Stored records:
>>>

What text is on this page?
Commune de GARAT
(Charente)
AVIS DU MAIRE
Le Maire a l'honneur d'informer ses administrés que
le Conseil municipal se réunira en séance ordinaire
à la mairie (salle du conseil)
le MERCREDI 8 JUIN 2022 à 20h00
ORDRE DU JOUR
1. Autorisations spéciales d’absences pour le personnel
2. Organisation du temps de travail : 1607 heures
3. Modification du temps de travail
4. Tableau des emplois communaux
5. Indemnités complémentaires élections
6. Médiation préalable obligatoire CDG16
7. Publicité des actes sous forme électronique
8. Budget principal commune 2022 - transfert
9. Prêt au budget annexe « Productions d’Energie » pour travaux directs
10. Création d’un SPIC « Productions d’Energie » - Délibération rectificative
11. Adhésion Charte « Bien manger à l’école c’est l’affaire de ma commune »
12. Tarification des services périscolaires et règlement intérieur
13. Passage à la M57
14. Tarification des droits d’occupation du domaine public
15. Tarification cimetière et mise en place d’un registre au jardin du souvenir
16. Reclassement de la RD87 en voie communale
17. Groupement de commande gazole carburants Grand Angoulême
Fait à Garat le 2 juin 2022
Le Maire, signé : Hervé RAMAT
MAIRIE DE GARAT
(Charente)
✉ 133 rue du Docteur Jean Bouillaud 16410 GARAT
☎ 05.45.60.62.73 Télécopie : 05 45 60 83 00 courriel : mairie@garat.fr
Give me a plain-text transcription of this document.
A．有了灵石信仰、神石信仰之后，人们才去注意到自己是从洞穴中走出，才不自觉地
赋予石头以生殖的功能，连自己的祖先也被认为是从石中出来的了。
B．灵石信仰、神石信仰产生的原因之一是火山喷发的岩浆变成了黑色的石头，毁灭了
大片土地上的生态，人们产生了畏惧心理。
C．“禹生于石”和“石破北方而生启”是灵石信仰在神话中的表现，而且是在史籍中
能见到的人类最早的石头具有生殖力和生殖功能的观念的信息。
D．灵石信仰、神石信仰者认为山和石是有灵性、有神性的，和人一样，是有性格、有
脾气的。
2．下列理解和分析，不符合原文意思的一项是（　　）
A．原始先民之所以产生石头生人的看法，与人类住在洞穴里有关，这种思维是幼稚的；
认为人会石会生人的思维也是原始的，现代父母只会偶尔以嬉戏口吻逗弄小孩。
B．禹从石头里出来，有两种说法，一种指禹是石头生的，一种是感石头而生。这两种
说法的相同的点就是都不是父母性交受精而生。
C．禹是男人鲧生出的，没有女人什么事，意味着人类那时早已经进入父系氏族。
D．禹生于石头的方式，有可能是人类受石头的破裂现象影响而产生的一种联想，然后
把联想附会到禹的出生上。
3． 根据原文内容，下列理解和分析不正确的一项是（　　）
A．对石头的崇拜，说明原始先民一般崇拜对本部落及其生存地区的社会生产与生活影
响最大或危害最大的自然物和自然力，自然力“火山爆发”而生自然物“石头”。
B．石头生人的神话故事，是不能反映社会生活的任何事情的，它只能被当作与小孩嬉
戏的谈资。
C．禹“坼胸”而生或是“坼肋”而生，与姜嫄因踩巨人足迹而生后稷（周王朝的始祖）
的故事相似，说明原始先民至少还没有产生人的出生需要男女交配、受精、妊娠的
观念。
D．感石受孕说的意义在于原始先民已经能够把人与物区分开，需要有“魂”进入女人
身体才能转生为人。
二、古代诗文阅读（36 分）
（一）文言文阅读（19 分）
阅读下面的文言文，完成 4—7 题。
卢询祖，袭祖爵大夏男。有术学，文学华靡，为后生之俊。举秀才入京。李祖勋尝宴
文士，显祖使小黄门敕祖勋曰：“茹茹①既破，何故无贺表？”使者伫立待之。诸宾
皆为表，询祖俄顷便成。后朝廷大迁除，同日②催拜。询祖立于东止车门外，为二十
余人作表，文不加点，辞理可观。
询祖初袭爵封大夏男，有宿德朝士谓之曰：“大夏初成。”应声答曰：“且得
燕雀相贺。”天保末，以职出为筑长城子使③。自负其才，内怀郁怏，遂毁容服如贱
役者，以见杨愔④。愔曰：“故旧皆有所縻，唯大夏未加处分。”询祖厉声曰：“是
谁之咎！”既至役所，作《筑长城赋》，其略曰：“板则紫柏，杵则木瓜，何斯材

<<<

> _Given request_: Restate every entry word for word.

> _Answer to this problem_:
What text is on this page?
Commune de GARAT
(Charente)
AVIS DU MAIRE
Le Maire a l'honneur d'informer ses administrés que
le Conseil municipal se réunira en séance ordinaire
à la mairie (salle du conseil)
le MERCREDI 8 JUIN 2022 à 20h00
ORDRE DU JOUR
1. Autorisations spéciales d’absences pour le personnel
2. Organisation du temps de travail : 1607 heures
3. Modification du temps de travail
4. Tableau des emplois communaux
5. Indemnités complémentaires élections
6. Médiation préalable obligatoire CDG16
7. Publicité des actes sous forme électronique
8. Budget principal commune 2022 - transfert
9. Prêt au budget annexe « Productions d’Energie » pour travaux directs
10. Création d’un SPIC « Productions d’Energie » - Délibération rectificative
11. Adhésion Charte « Bien manger à l’école c’est l’affaire de ma commune »
12. Tarification des services périscolaires et règlement intérieur
13. Passage à la M57
14. Tarification des droits d’occupation du domaine public
15. Tarification cimetière et mise en place d’un registre au jardin du souvenir
16. Reclassement de la RD87 en voie communale
17. Groupement de commande gazole carburants Grand Angoulême
Fait à Garat le 2 juin 2022
Le Maire, signé : Hervé RAMAT
MAIRIE DE GARAT
(Charente)
✉ 133 rue du Docteur Jean Bouillaud 16410 GARAT
☎ 05.45.60.62.73 Télécopie : 05 45 60 83 00 courriel : mairie@garat.fr
Give me a plain-text transcription of this document.
A．有了灵石信仰、神石信仰之后，人们才去注意到自己是从洞穴中走出，才不自觉地
赋予石头以生殖的功能，连自己的祖先也被认为是从石中出来的了。
B．灵石信仰、神石信仰产生的原因之一是火山喷发的岩浆变成了黑色的石头，毁灭了
大片土地上的生态，人们产生了畏惧心理。
C．“禹生于石”和“石破北方而生启”是灵石信仰在神话中的表现，而且是在史籍中
能见到的人类最早的石头具有生殖力和生殖功能的观念的信息。
D．灵石信仰、神石信仰者认为山和石是有灵性、有神性的，和人一样，是有性格、有
脾气的。
2．下列理解和分析，不符合原文意思的一项是（　　）
A．原始先民之所以产生石头生人的看法，与人类住在洞穴里有关，这种思维是幼稚的；
认为人会石会生人的思维也是原始的，现代父母只会偶尔以嬉戏口吻逗弄小孩。
B．禹从石头里出来，有两种说法，一种指禹是石头生的，一种是感石头而生。这两种
说法的相同的点就是都不是父母性交受精而生。
C．禹是男人鲧生出的，没有女人什么事，意味着人类那时早已经进入父系氏族。
D．禹生于石头的方式，有可能是人类受石头的破裂现象影响而产生的一种联想，然后
把联想附会到禹的出生上。
3． 根据原文内容，下列理解和分析不正确的一项是（　　）
A．对石头的崇拜，说明原始先民一般崇拜对本部落及其生存地区的社会生产与生活影
响最大或危害最大的自然物和自然力，自然力“火山爆发”而生自然物“石头”。
B．石头生人的神话故事，是不能反映社会生活的任何事情的，它只能被当作与小孩嬉
戏的谈资。
C．禹“坼胸”而生或是“坼肋”而生，与姜嫄因踩巨人足迹而生后稷（周王朝的始祖）
的故事相似，说明原始先民至少还没有产生人的出生需要男女交配、受精、妊娠的
观念。
D．感石受孕说的意义在于原始先民已经能够把人与物区分开，需要有“魂”进入女人
身体才能转生为人。
二、古代诗文阅读（36 分）
（一）文言文阅读（19 分）
阅读下面的文言文，完成 4—7 题。
卢询祖，袭祖爵大夏男。有术学，文学华靡，为后生之俊。举秀才入京。李祖勋尝宴
文士，显祖使小黄门敕祖勋曰：“茹茹①既破，何故无贺表？”使者伫立待之。诸宾
皆为表，询祖俄顷便成。后朝廷大迁除，同日②催拜。询祖立于东止车门外，为二十
余人作表，文不加点，辞理可观。
询祖初袭爵封大夏男，有宿德朝士谓之曰：“大夏初成。”应声答曰：“且得
燕雀相贺。”天保末，以职出为筑长城子使③。自负其才，内怀郁怏，遂毁容服如贱
役者，以见杨愔④。愔曰：“故旧皆有所縻，唯大夏未加处分。”询祖厉声曰：“是
谁之咎！”既至役所，作《筑长城赋》，其略曰：“板则紫柏，杵则木瓜，何斯材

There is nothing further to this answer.